[Rows from a dataset]

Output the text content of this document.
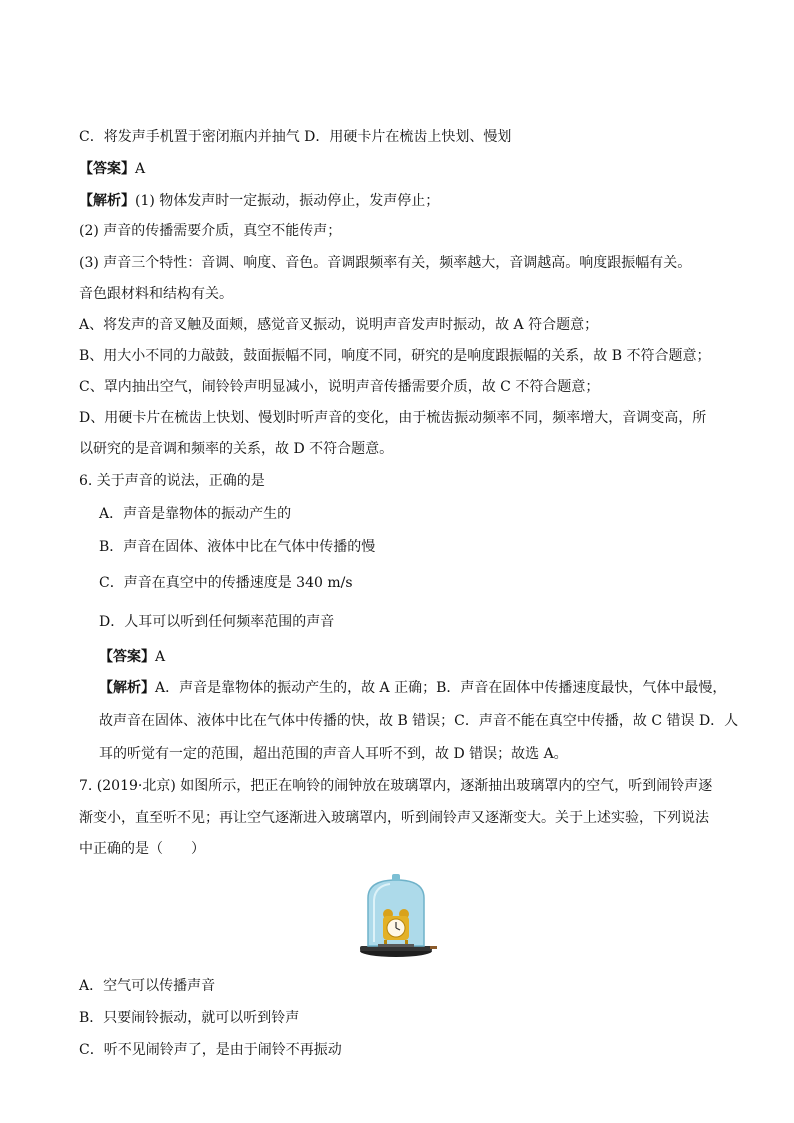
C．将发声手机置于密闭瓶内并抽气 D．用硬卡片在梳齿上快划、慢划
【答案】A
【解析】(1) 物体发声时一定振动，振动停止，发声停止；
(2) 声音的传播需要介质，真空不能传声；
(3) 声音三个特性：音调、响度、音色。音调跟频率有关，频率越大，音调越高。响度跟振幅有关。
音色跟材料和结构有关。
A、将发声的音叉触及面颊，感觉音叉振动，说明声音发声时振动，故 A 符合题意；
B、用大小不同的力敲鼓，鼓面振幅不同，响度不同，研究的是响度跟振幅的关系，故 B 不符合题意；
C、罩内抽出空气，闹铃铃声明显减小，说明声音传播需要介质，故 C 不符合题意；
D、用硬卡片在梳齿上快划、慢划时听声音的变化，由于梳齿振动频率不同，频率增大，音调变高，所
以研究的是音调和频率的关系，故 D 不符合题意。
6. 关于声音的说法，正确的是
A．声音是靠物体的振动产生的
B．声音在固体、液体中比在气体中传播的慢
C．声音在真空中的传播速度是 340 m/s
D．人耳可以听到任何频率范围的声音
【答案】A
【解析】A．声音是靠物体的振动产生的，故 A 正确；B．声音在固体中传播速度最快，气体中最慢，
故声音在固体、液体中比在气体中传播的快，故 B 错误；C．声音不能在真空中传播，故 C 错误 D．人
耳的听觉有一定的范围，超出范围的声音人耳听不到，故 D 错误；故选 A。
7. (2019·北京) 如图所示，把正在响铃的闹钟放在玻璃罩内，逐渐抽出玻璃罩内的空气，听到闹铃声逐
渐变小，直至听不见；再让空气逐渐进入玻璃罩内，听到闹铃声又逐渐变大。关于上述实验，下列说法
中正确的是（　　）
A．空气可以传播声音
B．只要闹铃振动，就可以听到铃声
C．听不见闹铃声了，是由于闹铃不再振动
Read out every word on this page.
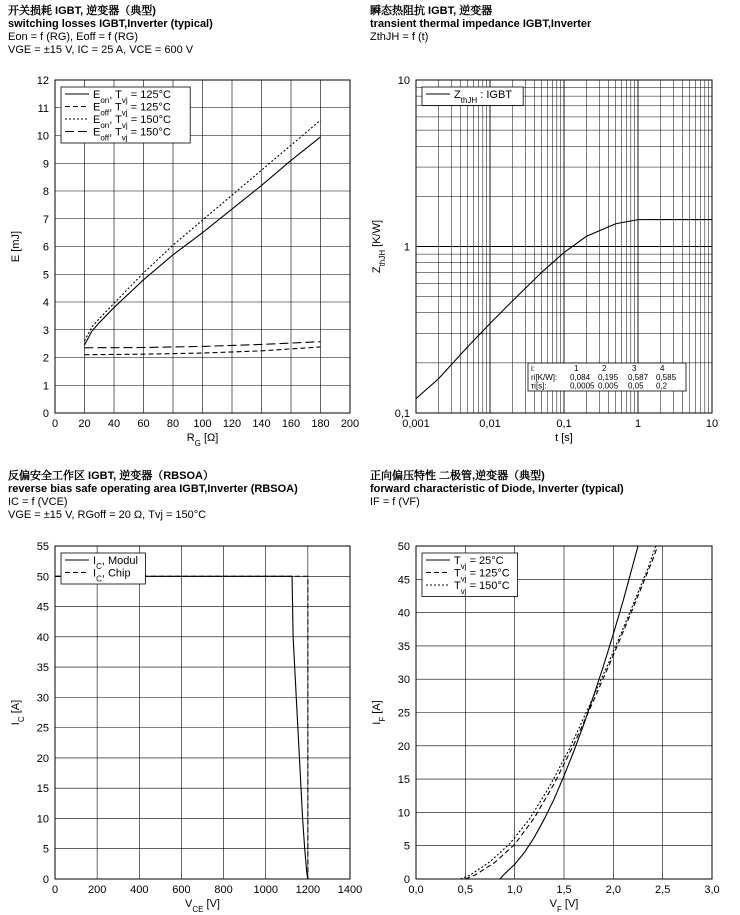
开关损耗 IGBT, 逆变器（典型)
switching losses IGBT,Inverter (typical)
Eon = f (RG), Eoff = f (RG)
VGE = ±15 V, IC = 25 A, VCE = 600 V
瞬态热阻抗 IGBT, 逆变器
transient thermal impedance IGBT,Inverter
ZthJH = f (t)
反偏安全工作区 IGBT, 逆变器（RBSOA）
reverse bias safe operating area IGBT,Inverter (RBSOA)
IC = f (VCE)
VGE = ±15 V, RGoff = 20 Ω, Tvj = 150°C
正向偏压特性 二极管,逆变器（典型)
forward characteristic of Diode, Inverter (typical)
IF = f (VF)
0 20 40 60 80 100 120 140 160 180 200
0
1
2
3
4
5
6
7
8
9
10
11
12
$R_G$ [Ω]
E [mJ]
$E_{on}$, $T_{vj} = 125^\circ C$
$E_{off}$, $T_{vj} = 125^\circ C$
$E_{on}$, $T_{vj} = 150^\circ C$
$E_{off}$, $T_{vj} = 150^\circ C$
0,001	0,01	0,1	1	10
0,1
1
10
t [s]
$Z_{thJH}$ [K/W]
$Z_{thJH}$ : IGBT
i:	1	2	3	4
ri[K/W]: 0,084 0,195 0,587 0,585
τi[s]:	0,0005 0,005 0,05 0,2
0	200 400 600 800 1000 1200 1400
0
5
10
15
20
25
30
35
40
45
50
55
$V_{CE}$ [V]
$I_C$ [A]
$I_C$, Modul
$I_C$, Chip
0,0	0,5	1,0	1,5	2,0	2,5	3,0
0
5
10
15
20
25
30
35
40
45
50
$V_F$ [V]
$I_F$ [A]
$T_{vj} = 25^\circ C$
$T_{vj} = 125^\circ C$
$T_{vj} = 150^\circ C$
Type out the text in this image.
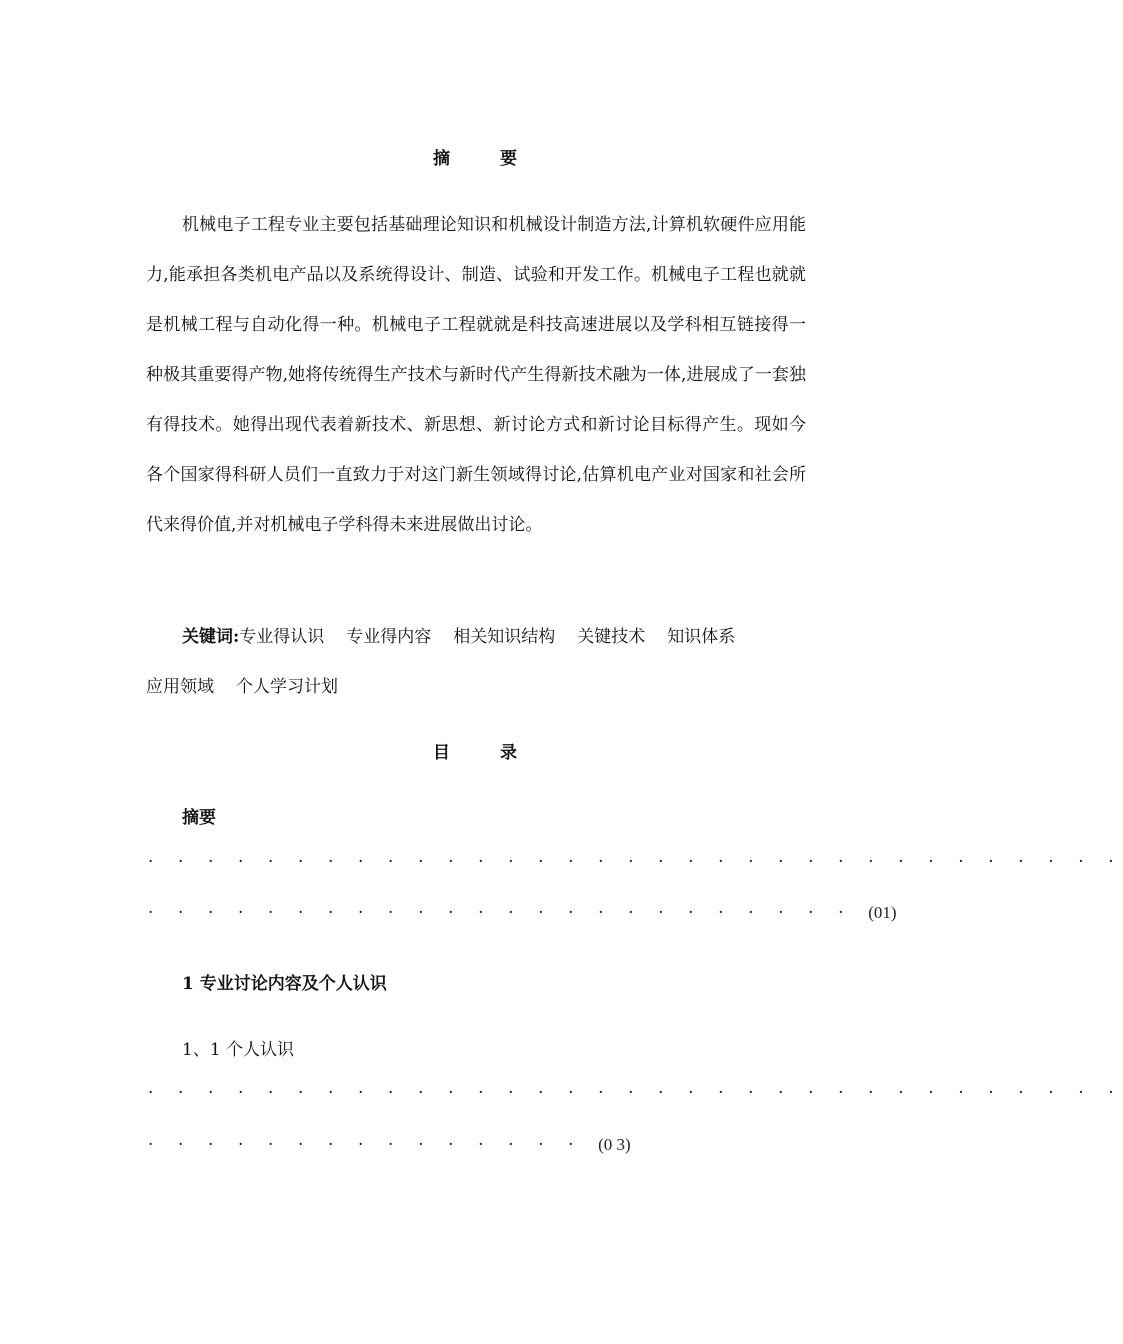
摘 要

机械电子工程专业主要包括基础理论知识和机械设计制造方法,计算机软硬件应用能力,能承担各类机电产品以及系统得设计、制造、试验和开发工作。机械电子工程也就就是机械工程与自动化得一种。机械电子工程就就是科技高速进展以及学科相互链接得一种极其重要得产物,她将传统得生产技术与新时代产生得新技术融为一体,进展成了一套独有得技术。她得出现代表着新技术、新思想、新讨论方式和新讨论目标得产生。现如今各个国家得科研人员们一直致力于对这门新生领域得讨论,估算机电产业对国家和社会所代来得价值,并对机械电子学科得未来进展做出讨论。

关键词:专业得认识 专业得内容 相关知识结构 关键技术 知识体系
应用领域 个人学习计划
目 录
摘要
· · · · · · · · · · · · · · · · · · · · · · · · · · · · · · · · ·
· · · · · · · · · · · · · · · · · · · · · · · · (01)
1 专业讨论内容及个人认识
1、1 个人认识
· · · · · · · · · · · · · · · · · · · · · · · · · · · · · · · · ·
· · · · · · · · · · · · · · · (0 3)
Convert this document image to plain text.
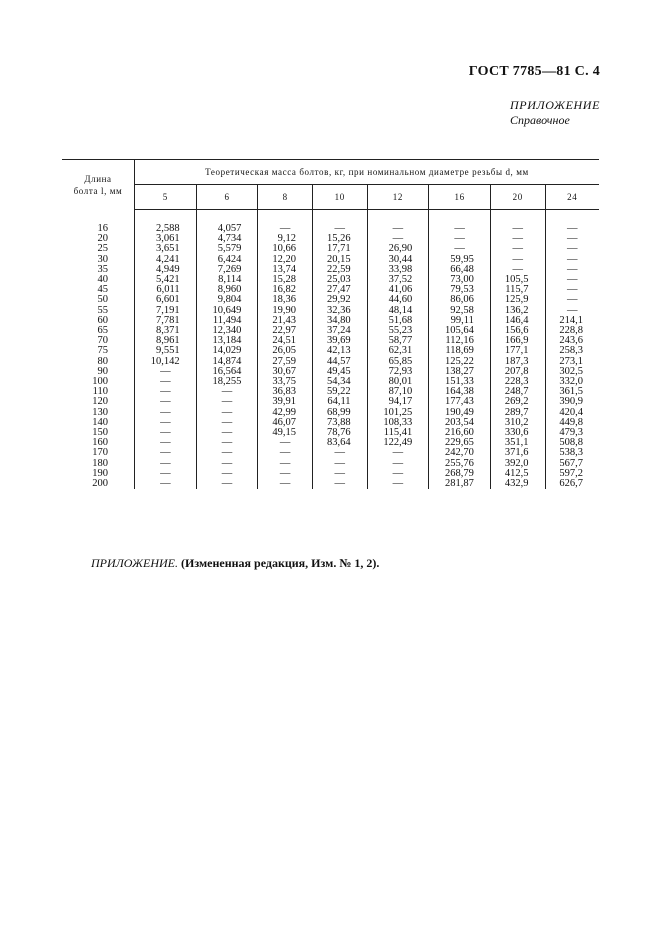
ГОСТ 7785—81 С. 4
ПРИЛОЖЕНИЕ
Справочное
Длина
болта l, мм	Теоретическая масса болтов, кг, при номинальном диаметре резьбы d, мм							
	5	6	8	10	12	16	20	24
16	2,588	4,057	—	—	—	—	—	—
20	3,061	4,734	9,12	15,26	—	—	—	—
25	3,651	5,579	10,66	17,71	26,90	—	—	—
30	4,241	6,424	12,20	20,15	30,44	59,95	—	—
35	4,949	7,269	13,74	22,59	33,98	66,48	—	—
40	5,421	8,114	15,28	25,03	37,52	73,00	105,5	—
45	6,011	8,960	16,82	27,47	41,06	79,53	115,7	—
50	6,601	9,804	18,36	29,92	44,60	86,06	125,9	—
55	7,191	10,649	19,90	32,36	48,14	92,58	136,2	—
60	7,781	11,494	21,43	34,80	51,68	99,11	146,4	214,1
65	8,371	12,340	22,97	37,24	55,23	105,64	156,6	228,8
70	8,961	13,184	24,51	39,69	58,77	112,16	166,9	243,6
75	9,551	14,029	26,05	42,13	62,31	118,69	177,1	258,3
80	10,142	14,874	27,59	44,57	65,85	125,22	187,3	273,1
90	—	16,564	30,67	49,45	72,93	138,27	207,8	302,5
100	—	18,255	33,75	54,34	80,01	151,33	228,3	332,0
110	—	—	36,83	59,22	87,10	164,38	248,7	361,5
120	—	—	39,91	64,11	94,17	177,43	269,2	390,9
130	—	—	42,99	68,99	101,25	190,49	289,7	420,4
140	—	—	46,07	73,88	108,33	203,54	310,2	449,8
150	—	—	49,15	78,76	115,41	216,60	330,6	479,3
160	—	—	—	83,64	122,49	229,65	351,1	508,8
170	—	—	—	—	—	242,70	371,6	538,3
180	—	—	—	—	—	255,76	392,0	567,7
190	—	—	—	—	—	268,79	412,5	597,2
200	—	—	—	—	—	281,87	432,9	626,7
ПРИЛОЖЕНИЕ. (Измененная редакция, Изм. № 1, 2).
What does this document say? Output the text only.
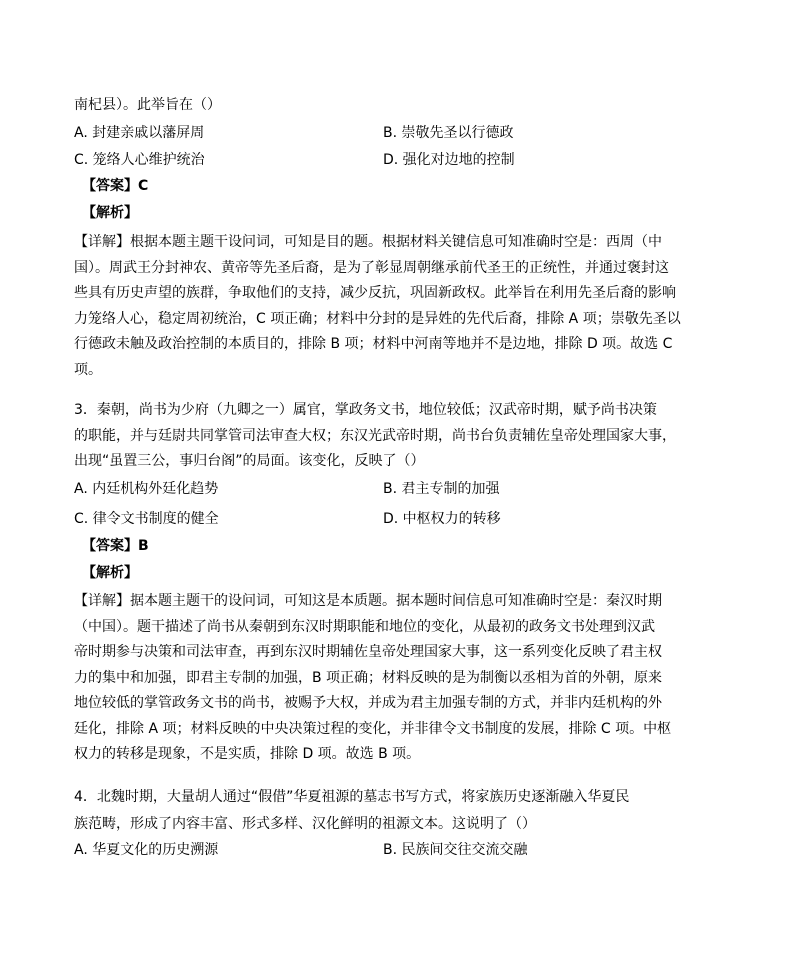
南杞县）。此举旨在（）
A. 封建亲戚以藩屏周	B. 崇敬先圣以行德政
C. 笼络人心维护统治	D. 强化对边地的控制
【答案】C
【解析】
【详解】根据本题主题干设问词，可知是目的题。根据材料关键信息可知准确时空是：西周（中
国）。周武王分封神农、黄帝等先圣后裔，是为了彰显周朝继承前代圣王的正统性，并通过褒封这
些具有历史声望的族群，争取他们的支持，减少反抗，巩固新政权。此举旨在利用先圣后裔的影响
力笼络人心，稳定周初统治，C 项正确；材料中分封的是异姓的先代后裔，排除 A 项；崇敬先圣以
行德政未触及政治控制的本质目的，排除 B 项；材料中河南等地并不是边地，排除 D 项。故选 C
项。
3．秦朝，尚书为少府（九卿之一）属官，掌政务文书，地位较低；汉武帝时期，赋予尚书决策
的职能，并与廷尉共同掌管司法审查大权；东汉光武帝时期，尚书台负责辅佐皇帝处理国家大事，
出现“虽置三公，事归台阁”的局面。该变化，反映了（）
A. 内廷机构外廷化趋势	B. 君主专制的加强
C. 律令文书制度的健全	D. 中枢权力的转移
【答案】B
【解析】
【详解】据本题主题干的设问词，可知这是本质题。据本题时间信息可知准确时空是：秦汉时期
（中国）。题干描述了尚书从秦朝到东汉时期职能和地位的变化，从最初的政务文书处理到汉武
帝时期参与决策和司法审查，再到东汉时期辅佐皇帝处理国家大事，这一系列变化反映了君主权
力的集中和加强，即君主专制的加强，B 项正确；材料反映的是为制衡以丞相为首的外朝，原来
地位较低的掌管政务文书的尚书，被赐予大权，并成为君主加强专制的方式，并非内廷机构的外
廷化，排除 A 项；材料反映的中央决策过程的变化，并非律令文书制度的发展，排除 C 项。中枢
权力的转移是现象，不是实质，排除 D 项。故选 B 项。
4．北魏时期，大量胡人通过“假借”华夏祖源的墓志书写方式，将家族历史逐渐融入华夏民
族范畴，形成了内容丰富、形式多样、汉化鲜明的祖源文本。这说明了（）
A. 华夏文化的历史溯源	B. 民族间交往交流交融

▶ _THE PROBLEM_:
Repeat exactly the lines above, from the line containing "What does this" through the last line of the records, inclusive; omit any pictures.

▶ _RESULT OF THE TASK_:
What does this document say? Output the text only.
南杞县）。此举旨在（）
A. 封建亲戚以藩屏周	B. 崇敬先圣以行德政
C. 笼络人心维护统治	D. 强化对边地的控制
【答案】C
【解析】
【详解】根据本题主题干设问词，可知是目的题。根据材料关键信息可知准确时空是：西周（中
国）。周武王分封神农、黄帝等先圣后裔，是为了彰显周朝继承前代圣王的正统性，并通过褒封这
些具有历史声望的族群，争取他们的支持，减少反抗，巩固新政权。此举旨在利用先圣后裔的影响
力笼络人心，稳定周初统治，C 项正确；材料中分封的是异姓的先代后裔，排除 A 项；崇敬先圣以
行德政未触及政治控制的本质目的，排除 B 项；材料中河南等地并不是边地，排除 D 项。故选 C
项。
3．秦朝，尚书为少府（九卿之一）属官，掌政务文书，地位较低；汉武帝时期，赋予尚书决策
的职能，并与廷尉共同掌管司法审查大权；东汉光武帝时期，尚书台负责辅佐皇帝处理国家大事，
出现“虽置三公，事归台阁”的局面。该变化，反映了（）
A. 内廷机构外廷化趋势	B. 君主专制的加强
C. 律令文书制度的健全	D. 中枢权力的转移
【答案】B
【解析】
【详解】据本题主题干的设问词，可知这是本质题。据本题时间信息可知准确时空是：秦汉时期
（中国）。题干描述了尚书从秦朝到东汉时期职能和地位的变化，从最初的政务文书处理到汉武
帝时期参与决策和司法审查，再到东汉时期辅佐皇帝处理国家大事，这一系列变化反映了君主权
力的集中和加强，即君主专制的加强，B 项正确；材料反映的是为制衡以丞相为首的外朝，原来
地位较低的掌管政务文书的尚书，被赐予大权，并成为君主加强专制的方式，并非内廷机构的外
廷化，排除 A 项；材料反映的中央决策过程的变化，并非律令文书制度的发展，排除 C 项。中枢
权力的转移是现象，不是实质，排除 D 项。故选 B 项。
4．北魏时期，大量胡人通过“假借”华夏祖源的墓志书写方式，将家族历史逐渐融入华夏民
族范畴，形成了内容丰富、形式多样、汉化鲜明的祖源文本。这说明了（）
A. 华夏文化的历史溯源	B. 民族间交往交流交融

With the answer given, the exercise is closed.